## Objective
Skip the images. Copy the records exactly as written.

## Supplied data
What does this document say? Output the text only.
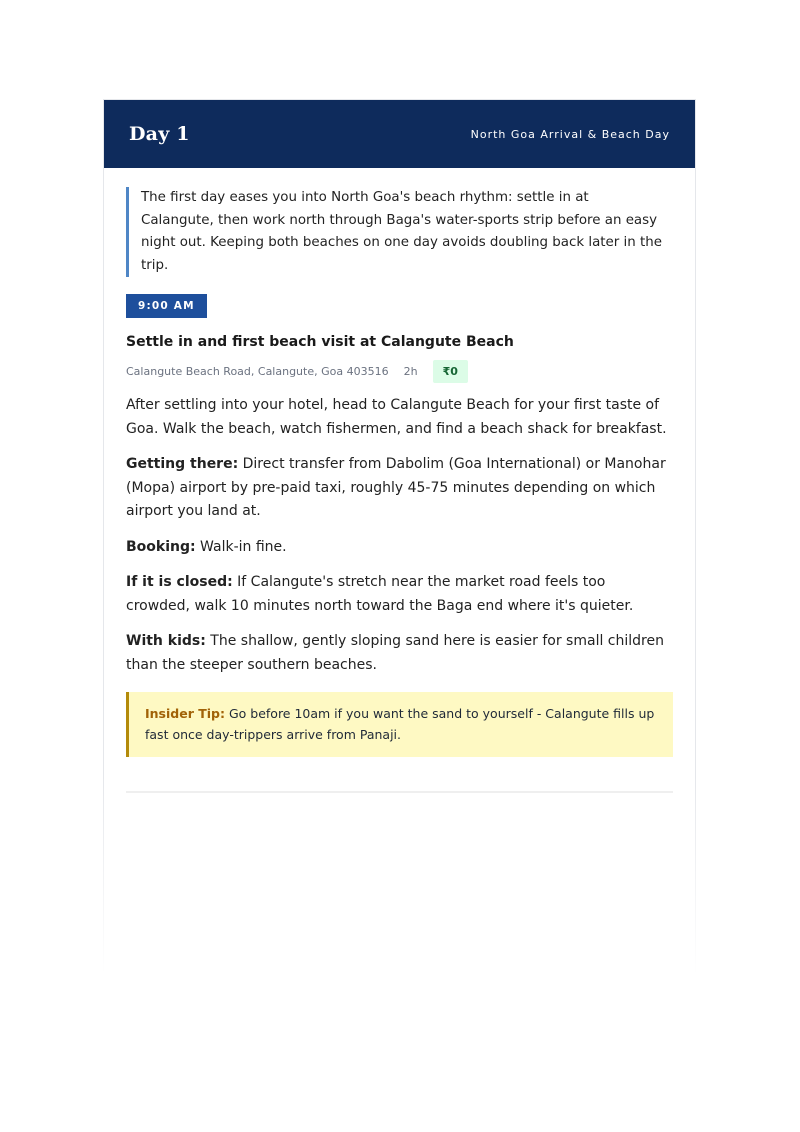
Day 1	North Goa Arrival & Beach Day
The first day eases you into North Goa's beach rhythm: settle in at Calangute, then work north through Baga's water-sports strip before an easy night out. Keeping both beaches on one day avoids doubling back later in the trip.
9:00 AM
Settle in and first beach visit at Calangute Beach
Calangute Beach Road, Calangute, Goa 403516 2h	₹0
After settling into your hotel, head to Calangute Beach for your first taste of Goa. Walk the beach, watch fishermen, and find a beach shack for breakfast.
Getting there: Direct transfer from Dabolim (Goa International) or Manohar (Mopa) airport by pre-paid taxi, roughly 45-75 minutes depending on which airport you land at.
Booking: Walk-in fine.
If it is closed: If Calangute's stretch near the market road feels too crowded, walk 10 minutes north toward the Baga end where it's quieter.
With kids: The shallow, gently sloping sand here is easier for small children than the steeper southern beaches.
Insider Tip: Go before 10am if you want the sand to yourself - Calangute fills up fast once day-trippers arrive from Panaji.
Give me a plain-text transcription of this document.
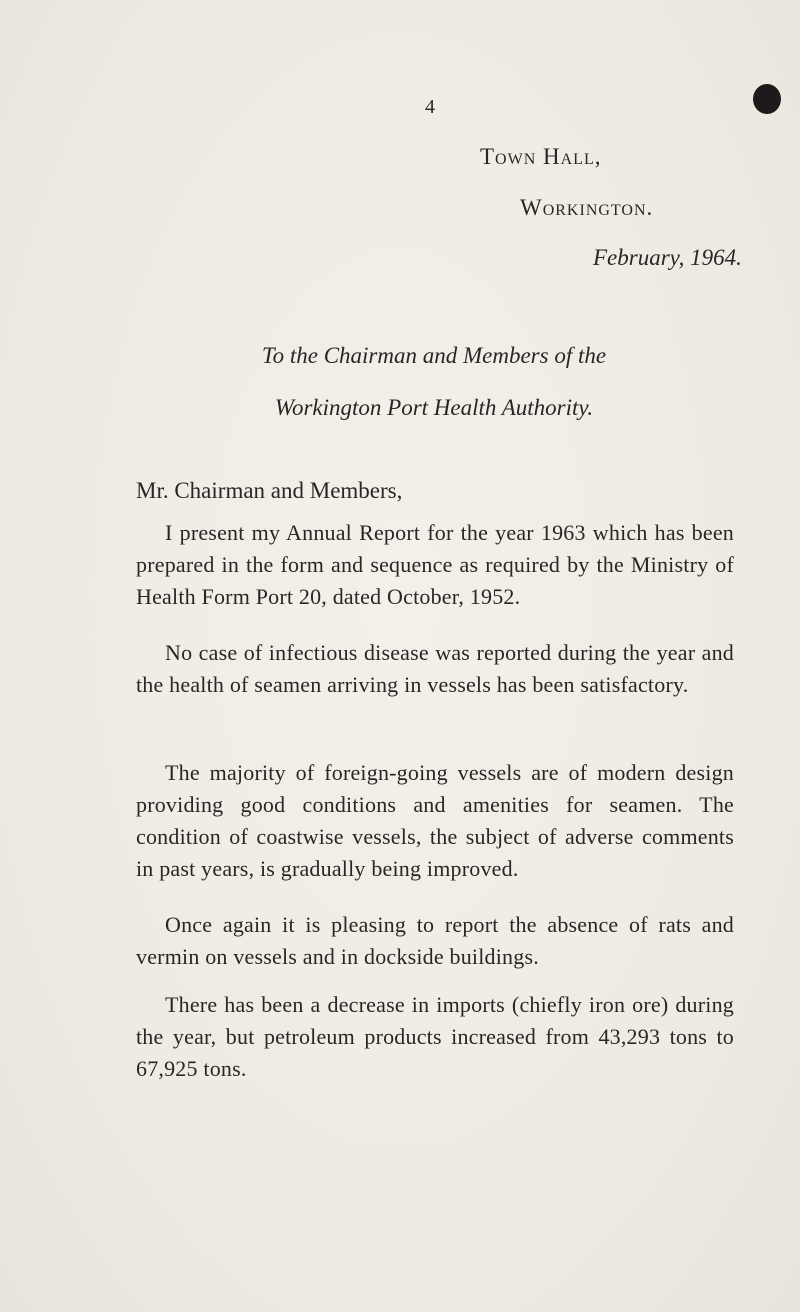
4
Town Hall,
Workington.
February, 1964.
To the Chairman and Members of the
Workington Port Health Authority.
Mr. Chairman and Members,

I present my Annual Report for the year 1963 which has been prepared in the form and sequence as required by the Ministry of Health Form Port 20, dated October, 1952.

No case of infectious disease was reported during the year and the health of seamen arriving in vessels has been satisfactory.

The majority of foreign-going vessels are of modern design providing good conditions and amenities for seamen. The condition of coastwise vessels, the subject of adverse comments in past years, is gradually being improved.

Once again it is pleasing to report the absence of rats and vermin on vessels and in dockside buildings.

There has been a decrease in imports (chiefly iron ore) during the year, but petroleum products increased from 43,293 tons to 67,925 tons.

## Completed exercise
What does this document say? Output the text only.
Day 1	North Goa Arrival & Beach Day
The first day eases you into North Goa's beach rhythm: settle in at Calangute, then work north through Baga's water-sports strip before an easy night out. Keeping both beaches on one day avoids doubling back later in the trip.
9:00 AM
Settle in and first beach visit at Calangute Beach
Calangute Beach Road, Calangute, Goa 403516 2h	₹0
After settling into your hotel, head to Calangute Beach for your first taste of Goa. Walk the beach, watch fishermen, and find a beach shack for breakfast.
Getting there: Direct transfer from Dabolim (Goa International) or Manohar (Mopa) airport by pre-paid taxi, roughly 45-75 minutes depending on which airport you land at.
Booking: Walk-in fine.
If it is closed: If Calangute's stretch near the market road feels too crowded, walk 10 minutes north toward the Baga end where it's quieter.
With kids: The shallow, gently sloping sand here is easier for small children than the steeper southern beaches.
Insider Tip: Go before 10am if you want the sand to yourself - Calangute fills up fast once day-trippers arrive from Panaji.
Give me a plain-text transcription of this document.
4
Town Hall,
Workington.
February, 1964.
To the Chairman and Members of the
Workington Port Health Authority.
Mr. Chairman and Members,

I present my Annual Report for the year 1963 which has been prepared in the form and sequence as required by the Ministry of Health Form Port 20, dated October, 1952.

No case of infectious disease was reported during the year and the health of seamen arriving in vessels has been satisfactory.

The majority of foreign-going vessels are of modern design providing good conditions and amenities for seamen. The condition of coastwise vessels, the subject of adverse comments in past years, is gradually being improved.

Once again it is pleasing to report the absence of rats and vermin on vessels and in dockside buildings.

There has been a decrease in imports (chiefly iron ore) during the year, but petroleum products increased from 43,293 tons to 67,925 tons.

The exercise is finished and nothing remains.